(Records that describe figures)
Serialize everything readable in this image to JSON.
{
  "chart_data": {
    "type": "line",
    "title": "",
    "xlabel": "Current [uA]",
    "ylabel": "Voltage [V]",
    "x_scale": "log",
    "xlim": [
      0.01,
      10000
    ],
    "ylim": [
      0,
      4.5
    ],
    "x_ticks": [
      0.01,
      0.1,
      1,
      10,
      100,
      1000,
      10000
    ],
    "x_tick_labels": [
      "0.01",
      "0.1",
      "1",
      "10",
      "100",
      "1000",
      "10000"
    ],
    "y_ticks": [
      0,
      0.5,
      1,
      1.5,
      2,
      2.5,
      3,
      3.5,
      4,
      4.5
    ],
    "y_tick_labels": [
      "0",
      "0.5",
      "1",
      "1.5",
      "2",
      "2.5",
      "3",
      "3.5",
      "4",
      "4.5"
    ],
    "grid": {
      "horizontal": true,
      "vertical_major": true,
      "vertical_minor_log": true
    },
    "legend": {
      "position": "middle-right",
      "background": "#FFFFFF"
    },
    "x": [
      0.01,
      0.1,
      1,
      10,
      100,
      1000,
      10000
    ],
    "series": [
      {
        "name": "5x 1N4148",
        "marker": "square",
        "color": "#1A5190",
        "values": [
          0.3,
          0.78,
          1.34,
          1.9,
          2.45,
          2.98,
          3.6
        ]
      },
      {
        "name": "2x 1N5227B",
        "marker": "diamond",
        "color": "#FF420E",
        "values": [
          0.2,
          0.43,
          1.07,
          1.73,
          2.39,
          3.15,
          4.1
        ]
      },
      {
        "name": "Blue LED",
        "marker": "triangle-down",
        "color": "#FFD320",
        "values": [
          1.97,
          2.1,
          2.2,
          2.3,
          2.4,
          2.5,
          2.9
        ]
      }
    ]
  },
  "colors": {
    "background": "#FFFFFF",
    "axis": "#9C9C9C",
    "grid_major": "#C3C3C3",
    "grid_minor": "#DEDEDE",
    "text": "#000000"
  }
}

→ TASK DESCRIPTION
Every line of the records that includes the word "name" should be gathered.

→ REPLY TO THE EXERCISE
        "name": "5x 1N4148",
        "name": "2x 1N5227B",
        "name": "Blue LED",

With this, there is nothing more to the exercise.